Given instruction: Of all the lines in the data below, how many contain "chức"? Report that number alone.

● ● ● ●

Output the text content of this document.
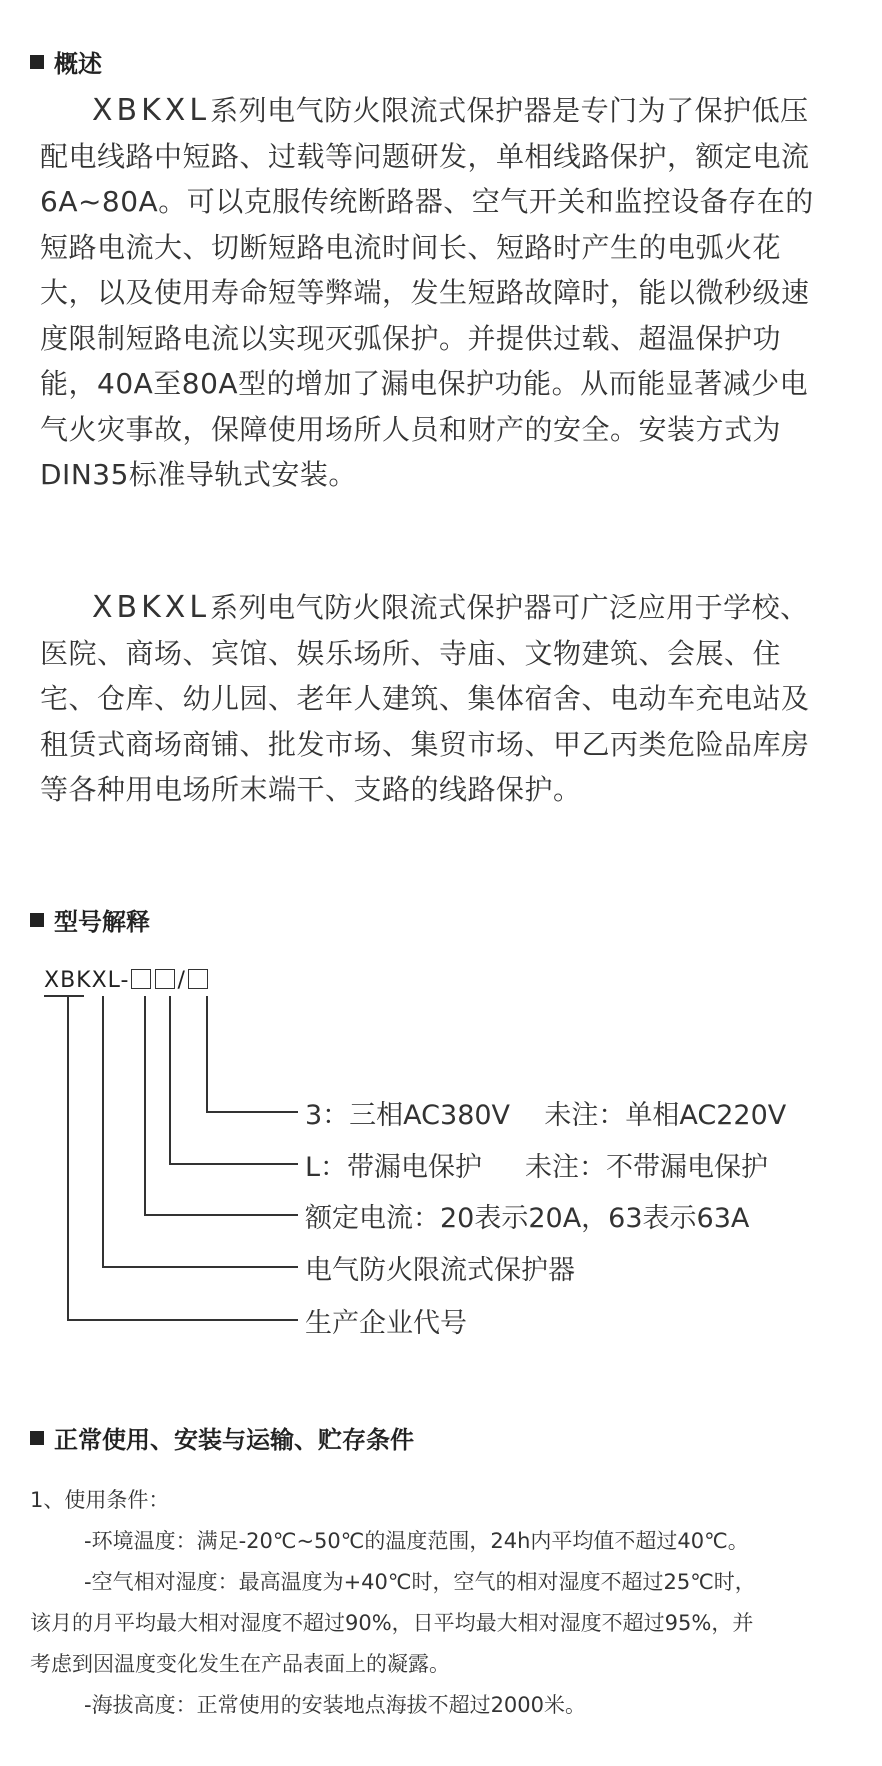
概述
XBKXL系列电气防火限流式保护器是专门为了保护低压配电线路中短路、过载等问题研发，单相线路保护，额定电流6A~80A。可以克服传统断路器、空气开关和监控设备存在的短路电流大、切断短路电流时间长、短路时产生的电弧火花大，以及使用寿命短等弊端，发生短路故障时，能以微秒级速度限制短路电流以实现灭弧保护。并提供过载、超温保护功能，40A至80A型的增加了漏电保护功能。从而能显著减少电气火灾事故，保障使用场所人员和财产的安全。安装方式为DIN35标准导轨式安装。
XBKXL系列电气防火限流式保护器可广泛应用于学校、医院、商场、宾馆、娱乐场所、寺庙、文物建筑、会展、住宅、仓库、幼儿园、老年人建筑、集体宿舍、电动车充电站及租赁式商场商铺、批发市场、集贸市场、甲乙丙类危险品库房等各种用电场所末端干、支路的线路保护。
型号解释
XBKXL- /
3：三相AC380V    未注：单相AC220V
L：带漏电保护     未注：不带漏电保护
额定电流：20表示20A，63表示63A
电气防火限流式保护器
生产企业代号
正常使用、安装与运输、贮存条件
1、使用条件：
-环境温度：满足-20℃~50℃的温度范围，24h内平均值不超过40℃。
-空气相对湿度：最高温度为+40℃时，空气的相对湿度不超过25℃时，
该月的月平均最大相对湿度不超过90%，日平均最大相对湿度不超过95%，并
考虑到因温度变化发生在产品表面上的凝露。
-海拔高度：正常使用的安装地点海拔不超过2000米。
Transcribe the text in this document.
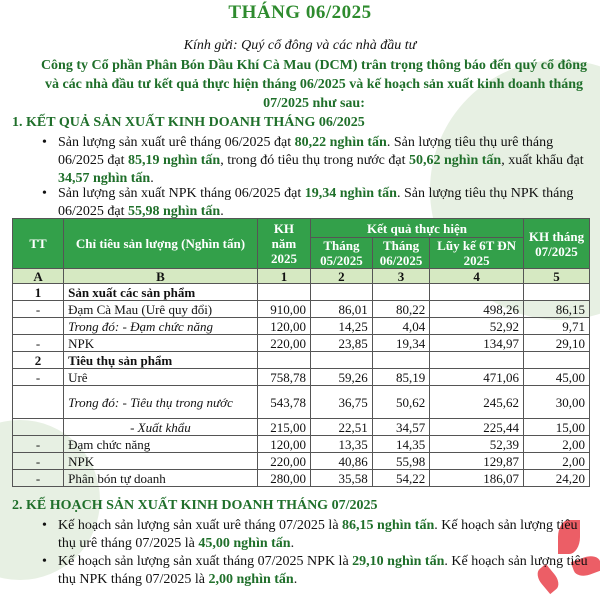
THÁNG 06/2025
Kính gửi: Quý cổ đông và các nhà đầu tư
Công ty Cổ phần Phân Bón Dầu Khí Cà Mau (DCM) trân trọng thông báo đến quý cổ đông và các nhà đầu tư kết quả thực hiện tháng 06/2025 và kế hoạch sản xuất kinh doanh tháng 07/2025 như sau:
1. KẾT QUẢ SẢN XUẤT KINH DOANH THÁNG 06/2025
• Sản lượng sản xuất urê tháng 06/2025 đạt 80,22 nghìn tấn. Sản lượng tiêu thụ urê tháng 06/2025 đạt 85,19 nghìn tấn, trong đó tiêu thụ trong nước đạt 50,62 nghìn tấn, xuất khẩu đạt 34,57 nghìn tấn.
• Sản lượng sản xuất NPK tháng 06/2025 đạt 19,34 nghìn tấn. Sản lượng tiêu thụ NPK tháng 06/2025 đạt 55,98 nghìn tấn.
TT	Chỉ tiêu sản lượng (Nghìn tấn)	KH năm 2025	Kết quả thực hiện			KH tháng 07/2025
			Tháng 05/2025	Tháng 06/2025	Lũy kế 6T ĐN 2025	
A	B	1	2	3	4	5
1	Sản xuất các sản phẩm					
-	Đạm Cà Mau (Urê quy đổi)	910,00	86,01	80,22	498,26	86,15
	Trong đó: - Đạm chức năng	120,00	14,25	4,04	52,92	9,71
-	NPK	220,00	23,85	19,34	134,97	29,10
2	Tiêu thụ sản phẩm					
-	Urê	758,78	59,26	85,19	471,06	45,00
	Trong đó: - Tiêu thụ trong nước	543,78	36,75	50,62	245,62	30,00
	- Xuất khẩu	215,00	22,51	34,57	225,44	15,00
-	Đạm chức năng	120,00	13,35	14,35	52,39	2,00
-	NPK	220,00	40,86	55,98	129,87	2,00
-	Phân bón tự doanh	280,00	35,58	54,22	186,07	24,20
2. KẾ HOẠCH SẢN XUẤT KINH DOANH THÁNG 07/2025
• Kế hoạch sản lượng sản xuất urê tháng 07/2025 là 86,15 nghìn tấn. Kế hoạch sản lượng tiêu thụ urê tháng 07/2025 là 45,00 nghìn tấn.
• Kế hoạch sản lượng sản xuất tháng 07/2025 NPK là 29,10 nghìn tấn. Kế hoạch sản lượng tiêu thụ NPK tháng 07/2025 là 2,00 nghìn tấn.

● ● ● ●

Solution to this problem: 2